▶ [Task instructions]
Locate all lines with the word "çizelgesi" and copy them out.

════════

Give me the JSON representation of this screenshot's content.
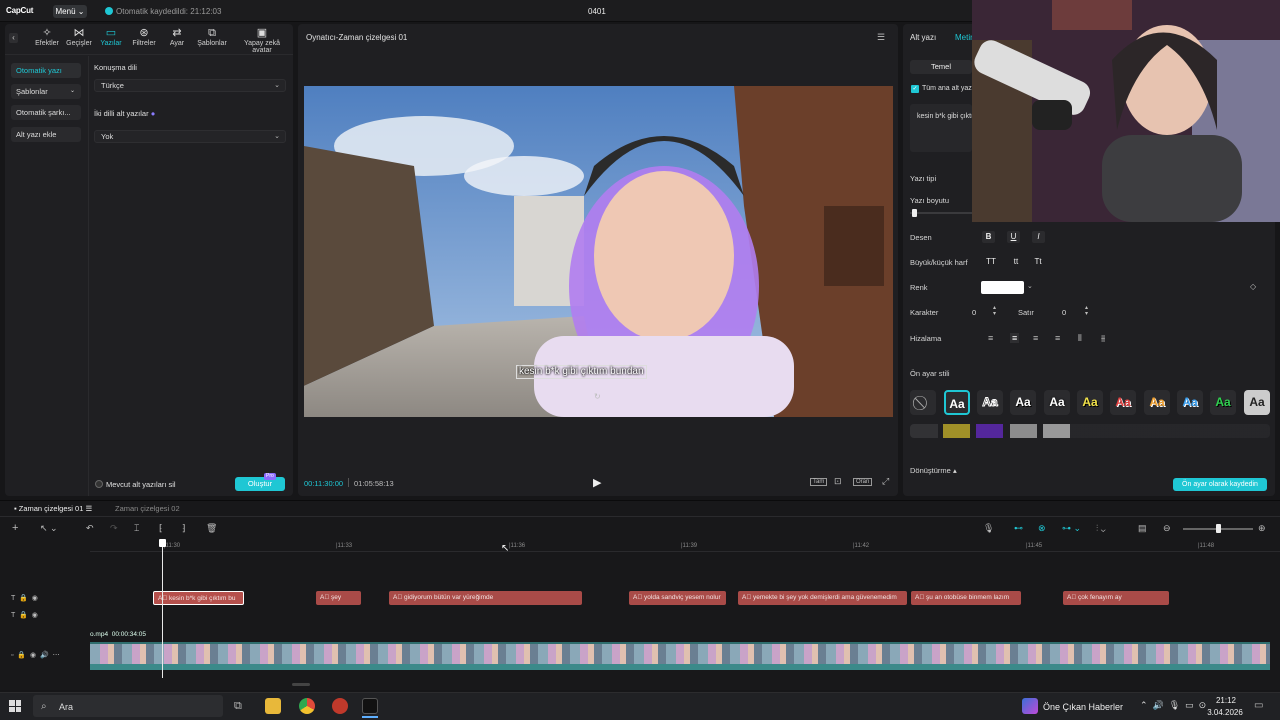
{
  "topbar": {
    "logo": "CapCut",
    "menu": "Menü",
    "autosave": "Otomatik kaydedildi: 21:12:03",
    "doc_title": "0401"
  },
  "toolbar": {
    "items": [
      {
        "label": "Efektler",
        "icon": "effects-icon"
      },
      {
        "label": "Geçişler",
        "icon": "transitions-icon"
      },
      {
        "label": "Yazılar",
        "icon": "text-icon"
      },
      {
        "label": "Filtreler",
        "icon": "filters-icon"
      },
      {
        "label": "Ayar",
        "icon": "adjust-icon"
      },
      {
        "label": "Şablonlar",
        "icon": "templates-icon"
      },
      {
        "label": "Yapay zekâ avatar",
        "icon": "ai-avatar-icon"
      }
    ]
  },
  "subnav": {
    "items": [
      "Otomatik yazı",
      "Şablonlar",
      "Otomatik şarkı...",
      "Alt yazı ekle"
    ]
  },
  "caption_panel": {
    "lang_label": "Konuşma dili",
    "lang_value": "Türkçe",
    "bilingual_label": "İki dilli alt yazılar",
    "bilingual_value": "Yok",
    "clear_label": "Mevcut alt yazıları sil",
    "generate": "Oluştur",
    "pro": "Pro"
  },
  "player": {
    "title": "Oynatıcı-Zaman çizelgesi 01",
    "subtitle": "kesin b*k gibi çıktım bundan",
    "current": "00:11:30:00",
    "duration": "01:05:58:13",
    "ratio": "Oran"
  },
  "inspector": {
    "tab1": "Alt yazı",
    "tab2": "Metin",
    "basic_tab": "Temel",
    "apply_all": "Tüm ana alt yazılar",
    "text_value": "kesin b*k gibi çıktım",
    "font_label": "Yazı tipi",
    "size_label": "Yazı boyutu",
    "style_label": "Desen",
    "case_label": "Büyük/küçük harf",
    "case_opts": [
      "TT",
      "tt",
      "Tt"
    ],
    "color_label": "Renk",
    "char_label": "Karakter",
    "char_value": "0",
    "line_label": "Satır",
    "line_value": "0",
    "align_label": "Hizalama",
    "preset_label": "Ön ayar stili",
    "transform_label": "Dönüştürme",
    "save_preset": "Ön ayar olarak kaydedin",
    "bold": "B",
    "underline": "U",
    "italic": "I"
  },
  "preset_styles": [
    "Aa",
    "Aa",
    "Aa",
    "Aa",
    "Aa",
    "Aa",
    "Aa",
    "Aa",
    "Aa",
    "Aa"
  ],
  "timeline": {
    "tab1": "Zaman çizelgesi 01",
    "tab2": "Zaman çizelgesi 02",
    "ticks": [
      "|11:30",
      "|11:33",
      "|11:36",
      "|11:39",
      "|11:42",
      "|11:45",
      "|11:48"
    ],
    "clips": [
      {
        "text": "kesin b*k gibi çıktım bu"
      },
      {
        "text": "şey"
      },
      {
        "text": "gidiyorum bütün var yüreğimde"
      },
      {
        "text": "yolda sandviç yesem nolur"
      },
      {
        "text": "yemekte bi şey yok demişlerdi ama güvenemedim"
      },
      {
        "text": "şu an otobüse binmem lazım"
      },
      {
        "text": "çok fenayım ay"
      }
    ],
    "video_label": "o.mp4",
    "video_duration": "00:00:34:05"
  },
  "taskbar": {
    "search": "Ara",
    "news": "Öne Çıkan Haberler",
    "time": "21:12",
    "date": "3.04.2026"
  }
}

════════

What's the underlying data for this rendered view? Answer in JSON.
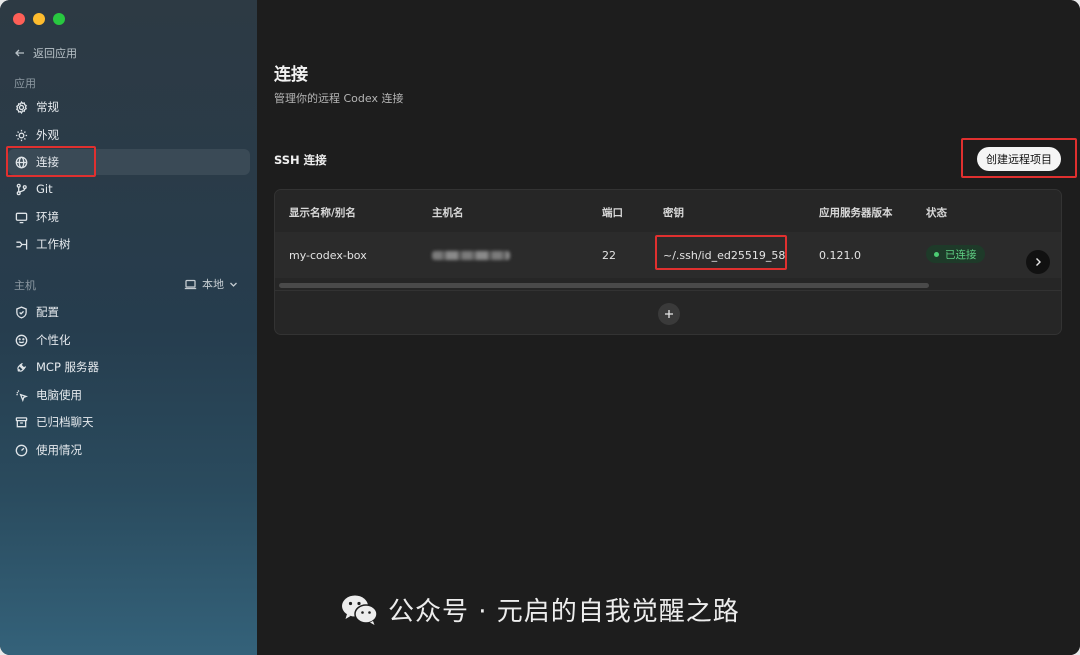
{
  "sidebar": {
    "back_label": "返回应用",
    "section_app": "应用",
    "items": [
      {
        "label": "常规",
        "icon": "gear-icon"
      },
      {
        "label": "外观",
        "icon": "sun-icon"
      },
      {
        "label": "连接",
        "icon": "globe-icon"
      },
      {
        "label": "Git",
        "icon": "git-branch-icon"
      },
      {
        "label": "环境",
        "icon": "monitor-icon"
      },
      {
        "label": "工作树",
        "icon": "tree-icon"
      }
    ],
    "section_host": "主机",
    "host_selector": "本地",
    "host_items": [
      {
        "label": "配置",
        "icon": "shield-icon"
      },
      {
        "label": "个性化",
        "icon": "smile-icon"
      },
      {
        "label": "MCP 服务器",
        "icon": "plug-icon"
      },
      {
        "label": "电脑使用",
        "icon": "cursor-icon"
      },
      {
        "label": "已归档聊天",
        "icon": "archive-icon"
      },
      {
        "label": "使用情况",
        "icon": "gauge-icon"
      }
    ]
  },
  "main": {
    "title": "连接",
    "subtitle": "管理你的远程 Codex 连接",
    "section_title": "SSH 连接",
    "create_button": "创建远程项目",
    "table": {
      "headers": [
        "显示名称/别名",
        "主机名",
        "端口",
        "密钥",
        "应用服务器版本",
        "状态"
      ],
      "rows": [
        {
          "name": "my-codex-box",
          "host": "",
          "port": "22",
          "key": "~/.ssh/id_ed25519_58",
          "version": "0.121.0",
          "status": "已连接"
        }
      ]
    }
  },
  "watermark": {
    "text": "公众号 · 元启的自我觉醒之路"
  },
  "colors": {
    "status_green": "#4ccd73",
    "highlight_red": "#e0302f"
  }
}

════════

▶ [Correct output]
    "title": "Oynatıcı-Zaman çizelgesi 01",
    "tab1": "Zaman çizelgesi 01",
    "tab2": "Zaman çizelgesi 02",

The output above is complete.